* CHALLENGE
Give all the lines below again, exactly, with no pictures.

(Saved entries)
○ ○ ○ ○ ○ ○ ○

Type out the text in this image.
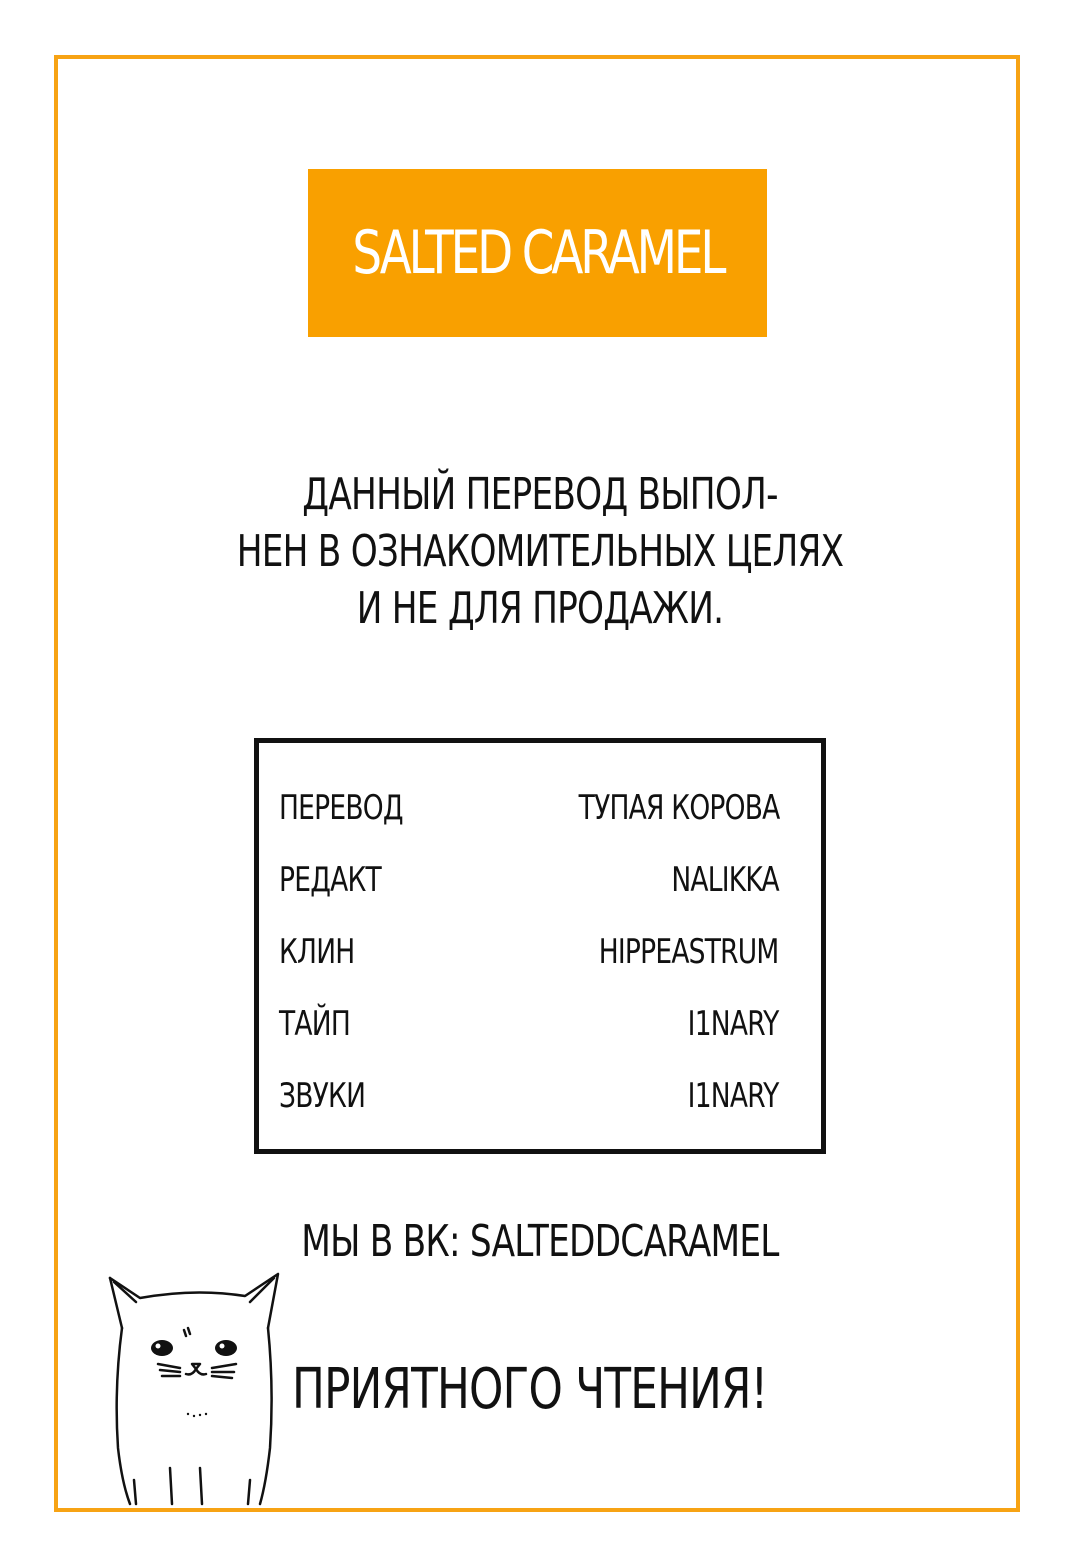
SALTED CARAMEL
ДАННЫЙ ПЕРЕВОД ВЫПОЛ-
НЕН В ОЗНАКОМИТЕЛЬНЫХ ЦЕЛЯХ
И НЕ ДЛЯ ПРОДАЖИ.
ПЕРЕВОД	ТУПАЯ КОРОВА
РЕДАКТ	NALIKKA
КЛИН	HIPPEASTRUM
ТАЙП	I1NARY
ЗВУКИ	I1NARY
МЫ В ВК: SALTEDDCARAMEL
ПРИЯТНОГО ЧТЕНИЯ!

○ ○ ○ ○ ○ ○ ○

* OUTPUT FOR THIS TASK
Type out the text in this image.
SALTED CARAMEL
ДАННЫЙ ПЕРЕВОД ВЫПОЛ-
НЕН В ОЗНАКОМИТЕЛЬНЫХ ЦЕЛЯХ
И НЕ ДЛЯ ПРОДАЖИ.
ПЕРЕВОД	ТУПАЯ КОРОВА
РЕДАКТ	NALIKKA
КЛИН	HIPPEASTRUM
ТАЙП	I1NARY
ЗВУКИ	I1NARY
МЫ В ВК: SALTEDDCARAMEL
ПРИЯТНОГО ЧТЕНИЯ!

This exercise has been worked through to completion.